**The request:**
Assemble all lines in which the string "点击页面左上角" appears.

**Supplied data:**
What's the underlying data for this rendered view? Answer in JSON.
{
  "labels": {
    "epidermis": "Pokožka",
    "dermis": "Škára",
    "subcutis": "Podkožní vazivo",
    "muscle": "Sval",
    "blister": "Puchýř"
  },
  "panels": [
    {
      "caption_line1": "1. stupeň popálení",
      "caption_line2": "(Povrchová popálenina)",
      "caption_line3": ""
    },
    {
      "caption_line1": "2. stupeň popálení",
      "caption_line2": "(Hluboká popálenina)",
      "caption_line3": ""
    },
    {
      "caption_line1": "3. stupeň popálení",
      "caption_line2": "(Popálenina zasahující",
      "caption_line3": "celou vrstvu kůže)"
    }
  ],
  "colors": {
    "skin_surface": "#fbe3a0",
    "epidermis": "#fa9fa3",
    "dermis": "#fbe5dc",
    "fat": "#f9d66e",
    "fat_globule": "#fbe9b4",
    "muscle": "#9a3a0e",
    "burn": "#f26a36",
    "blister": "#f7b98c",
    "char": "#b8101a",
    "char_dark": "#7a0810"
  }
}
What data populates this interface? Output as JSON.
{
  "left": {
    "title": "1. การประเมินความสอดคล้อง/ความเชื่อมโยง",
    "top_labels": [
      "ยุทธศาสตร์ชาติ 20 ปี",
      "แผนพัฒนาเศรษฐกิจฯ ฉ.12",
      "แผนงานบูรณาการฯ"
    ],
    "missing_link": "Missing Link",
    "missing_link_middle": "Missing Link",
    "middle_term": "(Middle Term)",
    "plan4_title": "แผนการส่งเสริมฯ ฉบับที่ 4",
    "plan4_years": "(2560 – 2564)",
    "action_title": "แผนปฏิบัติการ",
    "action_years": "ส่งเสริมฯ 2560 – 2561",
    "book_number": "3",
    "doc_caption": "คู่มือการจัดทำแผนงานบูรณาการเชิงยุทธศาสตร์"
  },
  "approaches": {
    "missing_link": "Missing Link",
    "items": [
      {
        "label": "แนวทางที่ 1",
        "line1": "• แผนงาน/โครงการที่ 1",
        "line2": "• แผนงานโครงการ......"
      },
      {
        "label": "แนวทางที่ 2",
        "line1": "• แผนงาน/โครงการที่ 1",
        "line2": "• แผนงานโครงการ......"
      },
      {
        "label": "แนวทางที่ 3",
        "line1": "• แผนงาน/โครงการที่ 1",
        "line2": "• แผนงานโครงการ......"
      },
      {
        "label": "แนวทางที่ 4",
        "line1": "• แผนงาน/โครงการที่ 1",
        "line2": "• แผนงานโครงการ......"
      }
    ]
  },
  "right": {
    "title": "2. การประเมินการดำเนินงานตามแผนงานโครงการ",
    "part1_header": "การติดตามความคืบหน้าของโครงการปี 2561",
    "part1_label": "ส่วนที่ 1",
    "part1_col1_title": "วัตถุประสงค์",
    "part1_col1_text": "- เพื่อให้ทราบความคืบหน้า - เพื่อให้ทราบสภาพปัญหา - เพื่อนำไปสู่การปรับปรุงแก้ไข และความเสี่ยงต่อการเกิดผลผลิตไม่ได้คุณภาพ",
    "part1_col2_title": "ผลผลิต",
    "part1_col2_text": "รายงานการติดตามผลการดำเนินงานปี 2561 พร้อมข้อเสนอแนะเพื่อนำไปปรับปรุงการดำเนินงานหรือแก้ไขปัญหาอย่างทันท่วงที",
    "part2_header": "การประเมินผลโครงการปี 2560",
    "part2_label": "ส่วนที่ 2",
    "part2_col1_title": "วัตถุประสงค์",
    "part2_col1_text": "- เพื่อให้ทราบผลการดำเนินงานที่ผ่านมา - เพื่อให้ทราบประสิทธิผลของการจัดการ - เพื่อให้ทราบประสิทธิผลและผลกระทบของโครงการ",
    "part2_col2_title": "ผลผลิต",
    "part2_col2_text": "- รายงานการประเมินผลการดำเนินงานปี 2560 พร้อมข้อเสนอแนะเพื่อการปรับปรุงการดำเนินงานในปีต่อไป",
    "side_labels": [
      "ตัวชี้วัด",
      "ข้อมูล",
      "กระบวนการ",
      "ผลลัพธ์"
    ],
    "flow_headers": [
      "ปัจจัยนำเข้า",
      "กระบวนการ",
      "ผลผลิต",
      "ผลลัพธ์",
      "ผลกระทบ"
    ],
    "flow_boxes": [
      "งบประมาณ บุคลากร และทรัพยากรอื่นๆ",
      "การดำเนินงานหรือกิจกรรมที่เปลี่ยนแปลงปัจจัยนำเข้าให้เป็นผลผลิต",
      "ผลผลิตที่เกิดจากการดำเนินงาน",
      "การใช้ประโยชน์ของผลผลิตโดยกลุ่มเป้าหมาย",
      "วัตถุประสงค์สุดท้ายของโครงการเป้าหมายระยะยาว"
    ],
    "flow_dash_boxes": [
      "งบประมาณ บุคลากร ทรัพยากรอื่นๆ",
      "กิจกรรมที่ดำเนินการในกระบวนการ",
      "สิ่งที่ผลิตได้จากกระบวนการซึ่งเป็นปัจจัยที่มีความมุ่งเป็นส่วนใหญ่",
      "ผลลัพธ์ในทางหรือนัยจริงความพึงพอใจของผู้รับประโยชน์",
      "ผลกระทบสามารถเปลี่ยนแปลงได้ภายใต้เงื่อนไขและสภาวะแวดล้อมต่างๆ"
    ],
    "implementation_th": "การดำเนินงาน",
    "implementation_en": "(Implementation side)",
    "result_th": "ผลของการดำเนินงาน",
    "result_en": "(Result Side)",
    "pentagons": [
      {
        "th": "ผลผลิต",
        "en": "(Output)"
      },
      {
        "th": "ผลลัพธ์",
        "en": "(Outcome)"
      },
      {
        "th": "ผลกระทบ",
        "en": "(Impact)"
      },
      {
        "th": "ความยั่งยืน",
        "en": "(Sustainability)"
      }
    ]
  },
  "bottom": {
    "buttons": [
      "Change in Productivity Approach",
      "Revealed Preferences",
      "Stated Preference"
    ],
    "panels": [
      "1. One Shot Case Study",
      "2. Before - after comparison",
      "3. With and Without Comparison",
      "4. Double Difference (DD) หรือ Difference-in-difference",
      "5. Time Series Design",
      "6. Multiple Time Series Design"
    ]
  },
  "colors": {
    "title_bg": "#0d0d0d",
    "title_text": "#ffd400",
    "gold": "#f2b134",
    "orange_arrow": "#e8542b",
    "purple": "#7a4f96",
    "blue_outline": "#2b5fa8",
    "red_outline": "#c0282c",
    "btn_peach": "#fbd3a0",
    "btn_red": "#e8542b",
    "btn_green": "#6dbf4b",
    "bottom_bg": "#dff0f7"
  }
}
...
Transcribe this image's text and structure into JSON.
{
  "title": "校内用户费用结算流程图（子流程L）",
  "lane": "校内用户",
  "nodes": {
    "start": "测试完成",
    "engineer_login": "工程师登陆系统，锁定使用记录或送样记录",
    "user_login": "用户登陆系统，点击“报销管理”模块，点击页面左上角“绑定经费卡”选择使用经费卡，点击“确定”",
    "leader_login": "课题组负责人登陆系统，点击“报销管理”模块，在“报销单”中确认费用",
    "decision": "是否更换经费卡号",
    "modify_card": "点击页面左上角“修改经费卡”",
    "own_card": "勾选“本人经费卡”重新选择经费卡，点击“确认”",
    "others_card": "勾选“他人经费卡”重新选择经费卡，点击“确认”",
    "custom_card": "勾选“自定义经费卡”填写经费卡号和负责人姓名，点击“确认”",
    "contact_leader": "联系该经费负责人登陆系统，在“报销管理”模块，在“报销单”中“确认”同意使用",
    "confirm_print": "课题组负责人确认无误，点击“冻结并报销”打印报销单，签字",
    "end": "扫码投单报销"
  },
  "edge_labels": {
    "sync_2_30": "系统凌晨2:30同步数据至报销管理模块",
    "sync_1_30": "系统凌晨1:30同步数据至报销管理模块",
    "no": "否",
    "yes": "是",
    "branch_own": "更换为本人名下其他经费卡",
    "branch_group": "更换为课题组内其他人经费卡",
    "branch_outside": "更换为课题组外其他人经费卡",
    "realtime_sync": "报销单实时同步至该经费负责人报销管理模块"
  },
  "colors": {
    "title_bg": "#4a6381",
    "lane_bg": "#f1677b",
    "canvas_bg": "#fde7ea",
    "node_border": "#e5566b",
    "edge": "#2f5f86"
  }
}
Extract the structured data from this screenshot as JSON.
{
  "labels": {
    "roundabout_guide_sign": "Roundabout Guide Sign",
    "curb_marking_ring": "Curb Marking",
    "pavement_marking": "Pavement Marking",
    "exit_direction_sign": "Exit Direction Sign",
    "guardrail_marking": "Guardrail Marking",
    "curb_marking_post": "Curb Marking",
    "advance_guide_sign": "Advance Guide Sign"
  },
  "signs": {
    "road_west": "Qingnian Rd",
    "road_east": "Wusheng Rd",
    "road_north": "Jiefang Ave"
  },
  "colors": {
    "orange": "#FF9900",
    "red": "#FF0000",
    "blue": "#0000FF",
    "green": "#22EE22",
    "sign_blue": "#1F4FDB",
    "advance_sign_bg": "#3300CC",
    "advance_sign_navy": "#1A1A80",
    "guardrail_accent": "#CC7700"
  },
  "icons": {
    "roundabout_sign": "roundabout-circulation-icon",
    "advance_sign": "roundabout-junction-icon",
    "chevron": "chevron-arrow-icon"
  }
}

**Output for this task:**
    "user_login": "用户登陆系统，点击“报销管理”模块，点击页面左上角“绑定经费卡”选择使用经费卡，点击“确定”",
    "modify_card": "点击页面左上角“修改经费卡”",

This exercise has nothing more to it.